- Entries supplied -
*-*-*
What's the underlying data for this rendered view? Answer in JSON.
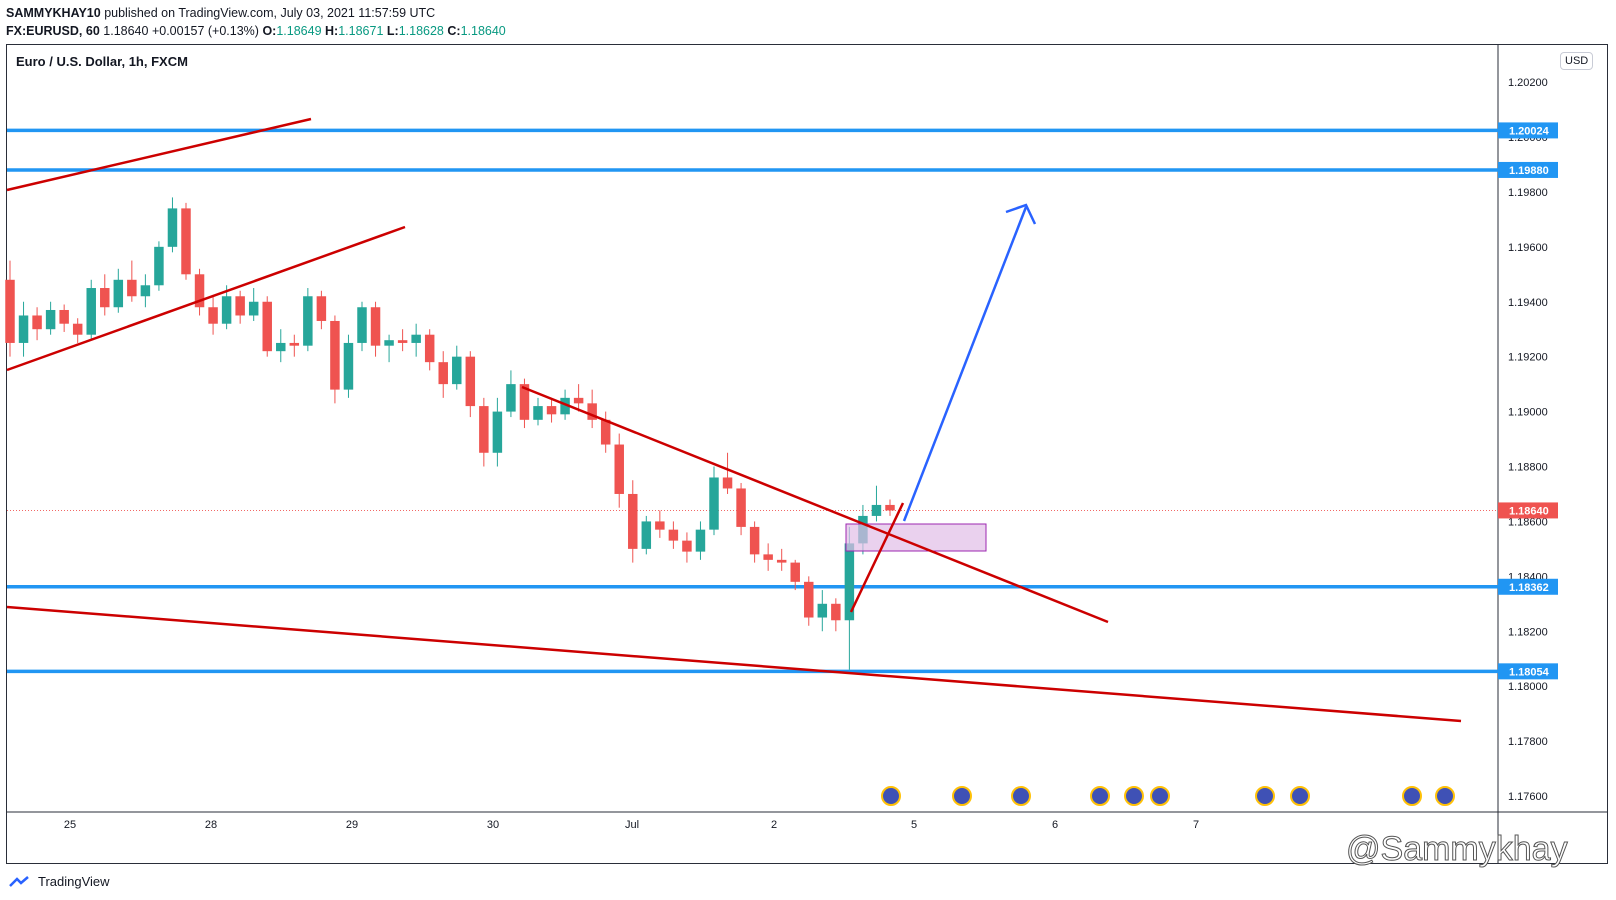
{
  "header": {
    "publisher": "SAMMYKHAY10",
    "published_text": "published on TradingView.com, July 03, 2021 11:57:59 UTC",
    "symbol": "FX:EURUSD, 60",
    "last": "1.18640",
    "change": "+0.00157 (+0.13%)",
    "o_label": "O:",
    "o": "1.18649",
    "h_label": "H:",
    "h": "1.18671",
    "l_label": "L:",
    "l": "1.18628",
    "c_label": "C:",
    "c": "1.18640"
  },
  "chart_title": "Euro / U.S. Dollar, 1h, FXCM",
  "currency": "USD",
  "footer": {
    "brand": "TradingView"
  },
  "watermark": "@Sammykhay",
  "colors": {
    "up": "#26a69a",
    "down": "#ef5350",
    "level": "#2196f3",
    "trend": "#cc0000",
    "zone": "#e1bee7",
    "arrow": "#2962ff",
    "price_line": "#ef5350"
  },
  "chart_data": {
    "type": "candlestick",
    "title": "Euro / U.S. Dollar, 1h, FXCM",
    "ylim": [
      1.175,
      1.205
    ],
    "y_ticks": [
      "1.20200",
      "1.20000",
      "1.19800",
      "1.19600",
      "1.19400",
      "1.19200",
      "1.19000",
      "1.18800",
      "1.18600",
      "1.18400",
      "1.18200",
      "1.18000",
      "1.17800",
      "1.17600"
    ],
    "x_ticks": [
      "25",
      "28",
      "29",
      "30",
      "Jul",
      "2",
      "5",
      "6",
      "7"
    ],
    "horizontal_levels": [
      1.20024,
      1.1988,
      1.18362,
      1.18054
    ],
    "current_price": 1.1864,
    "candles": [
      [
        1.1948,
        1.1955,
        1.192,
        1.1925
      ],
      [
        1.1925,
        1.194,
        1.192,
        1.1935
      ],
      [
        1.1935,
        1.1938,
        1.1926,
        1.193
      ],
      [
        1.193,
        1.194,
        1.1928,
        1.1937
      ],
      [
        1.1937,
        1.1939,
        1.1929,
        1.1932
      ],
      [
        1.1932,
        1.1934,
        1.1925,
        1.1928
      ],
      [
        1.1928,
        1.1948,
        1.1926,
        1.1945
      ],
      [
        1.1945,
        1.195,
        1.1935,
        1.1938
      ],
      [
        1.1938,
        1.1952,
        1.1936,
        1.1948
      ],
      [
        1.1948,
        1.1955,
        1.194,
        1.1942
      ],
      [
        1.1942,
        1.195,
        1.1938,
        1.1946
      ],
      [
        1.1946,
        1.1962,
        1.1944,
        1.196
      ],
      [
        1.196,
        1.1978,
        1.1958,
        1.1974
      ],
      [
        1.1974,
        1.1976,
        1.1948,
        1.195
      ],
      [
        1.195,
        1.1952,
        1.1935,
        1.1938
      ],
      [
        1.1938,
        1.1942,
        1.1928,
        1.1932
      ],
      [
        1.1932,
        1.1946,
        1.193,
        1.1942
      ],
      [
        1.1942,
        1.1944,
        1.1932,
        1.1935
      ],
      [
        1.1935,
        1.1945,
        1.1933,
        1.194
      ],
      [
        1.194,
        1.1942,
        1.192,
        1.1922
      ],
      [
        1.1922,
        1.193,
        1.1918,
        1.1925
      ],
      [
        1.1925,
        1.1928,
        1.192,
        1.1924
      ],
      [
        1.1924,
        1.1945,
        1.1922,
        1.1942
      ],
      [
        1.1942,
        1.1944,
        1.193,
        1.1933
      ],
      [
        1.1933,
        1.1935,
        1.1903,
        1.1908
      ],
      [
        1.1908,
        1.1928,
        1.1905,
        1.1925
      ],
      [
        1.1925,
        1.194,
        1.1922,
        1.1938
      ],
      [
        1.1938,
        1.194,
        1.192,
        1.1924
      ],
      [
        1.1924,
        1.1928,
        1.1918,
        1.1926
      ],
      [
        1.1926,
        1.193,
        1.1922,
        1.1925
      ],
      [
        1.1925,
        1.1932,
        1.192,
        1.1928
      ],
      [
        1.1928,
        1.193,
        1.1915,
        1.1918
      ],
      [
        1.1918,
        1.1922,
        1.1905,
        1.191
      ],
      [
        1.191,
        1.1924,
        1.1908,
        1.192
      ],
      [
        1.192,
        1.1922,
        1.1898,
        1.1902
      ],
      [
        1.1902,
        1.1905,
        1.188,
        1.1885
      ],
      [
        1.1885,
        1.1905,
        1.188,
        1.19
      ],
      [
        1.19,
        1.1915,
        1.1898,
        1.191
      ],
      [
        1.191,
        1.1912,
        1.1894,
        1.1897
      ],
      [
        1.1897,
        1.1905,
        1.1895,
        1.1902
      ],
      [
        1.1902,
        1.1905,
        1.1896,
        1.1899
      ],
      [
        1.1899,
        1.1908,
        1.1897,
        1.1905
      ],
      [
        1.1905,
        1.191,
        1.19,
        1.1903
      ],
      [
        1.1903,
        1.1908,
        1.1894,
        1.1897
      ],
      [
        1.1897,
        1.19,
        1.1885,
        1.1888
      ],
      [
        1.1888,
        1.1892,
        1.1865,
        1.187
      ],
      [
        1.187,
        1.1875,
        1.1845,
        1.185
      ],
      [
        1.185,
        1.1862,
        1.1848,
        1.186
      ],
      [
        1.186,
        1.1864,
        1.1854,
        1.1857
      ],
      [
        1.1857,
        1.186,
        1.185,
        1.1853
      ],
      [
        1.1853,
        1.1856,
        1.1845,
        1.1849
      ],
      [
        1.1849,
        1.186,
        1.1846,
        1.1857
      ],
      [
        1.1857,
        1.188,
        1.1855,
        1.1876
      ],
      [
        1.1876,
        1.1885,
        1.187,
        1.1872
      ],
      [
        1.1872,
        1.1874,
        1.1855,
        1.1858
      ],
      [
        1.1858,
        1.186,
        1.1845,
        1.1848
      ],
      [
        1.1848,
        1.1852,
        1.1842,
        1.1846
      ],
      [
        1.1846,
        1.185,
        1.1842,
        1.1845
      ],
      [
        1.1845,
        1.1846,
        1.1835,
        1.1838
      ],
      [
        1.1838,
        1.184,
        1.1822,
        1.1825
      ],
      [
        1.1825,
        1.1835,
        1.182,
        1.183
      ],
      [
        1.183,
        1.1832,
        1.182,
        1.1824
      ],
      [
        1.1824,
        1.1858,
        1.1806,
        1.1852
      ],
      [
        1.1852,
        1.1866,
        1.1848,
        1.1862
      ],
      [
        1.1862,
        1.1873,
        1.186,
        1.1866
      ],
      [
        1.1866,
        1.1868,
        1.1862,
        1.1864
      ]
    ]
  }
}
*-*-*
- Task statement -
Search the data for the string "TradingView" and copy each line where it appears.

- Finished task -
    "published_text": "published on TradingView.com, July 03, 2021 11:57:59 UTC",
    "brand": "TradingView"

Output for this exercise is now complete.